TEXT SECTION.
start

JULIA PEAKS DE-HEER:
Yes, you are sharp. Okay.
JILL HEMMING:
You are really sharp.
JULIA PEAKS DE-HEER:
Okay then. Excuse me. He's going to wear his tan boots.
JILL HEMMING:
So the families got together?
JULIA PEAKS DE-HEER:
Yes, and went to church.
JILL HEMMING:
Raised the funds to build—
JULIA PEAKS DE-HEER:
Once they bought the property where the duplex was on. And each family donated towards the building of the church. They bought a window or donated so we'd build the church, Zion Wall. Together. It was another part of the neighborhood where everyone came together to build. You know, like and helped. That was the unity that was there then. We really didn't have to worry. We could sleep outside if we wanted to. We definitely slept with the doors unlocked. There was no locking the doors. If I wanted a peach cobbler one of the mothers would say well, go pick the peaches. It was great. It was great.
JILL HEMMING:
What do you remember personally about your experience helping with the church, your part in that? How old were you?

end

SUPPLIED MATERIAL.
start

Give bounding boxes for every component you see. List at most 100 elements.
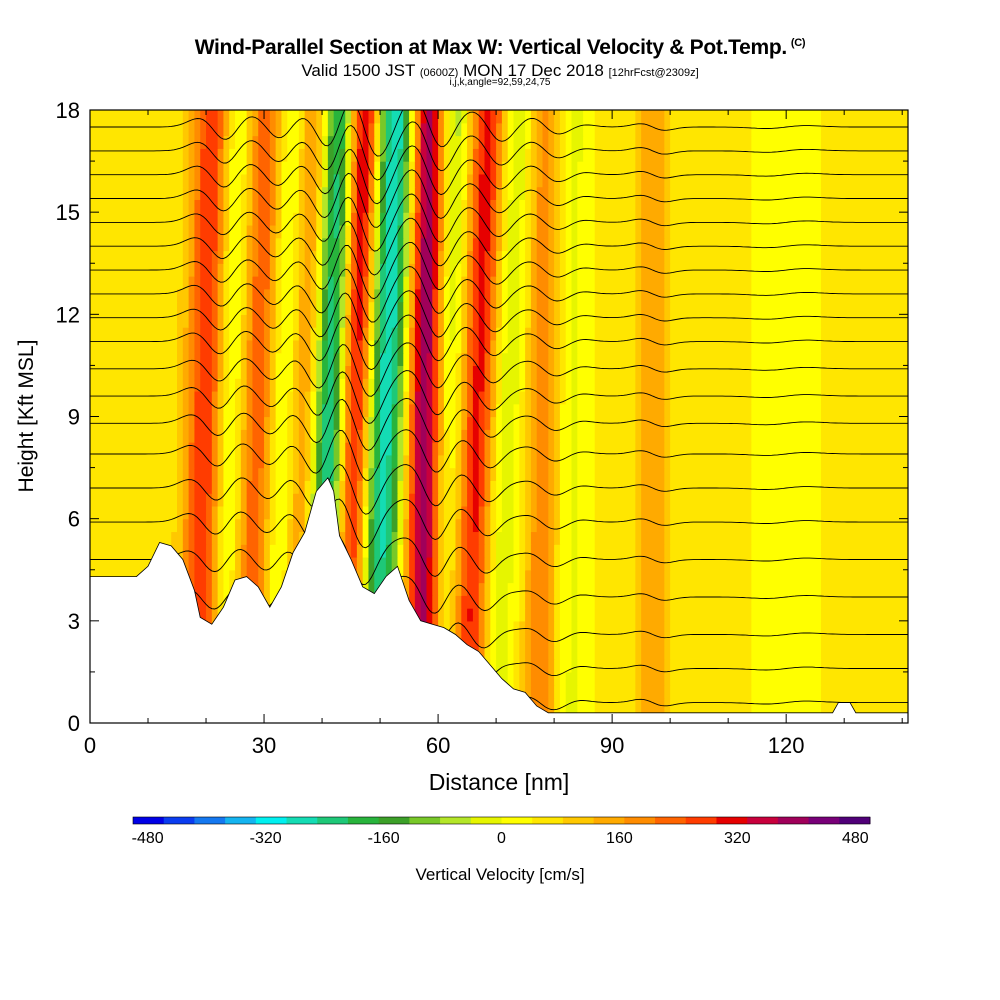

end

In the interview excerpt, how did each family help pay for building the church?

ANSWER IN FULL. Each family donated toward the building of the church, either by buying a window or by giving money.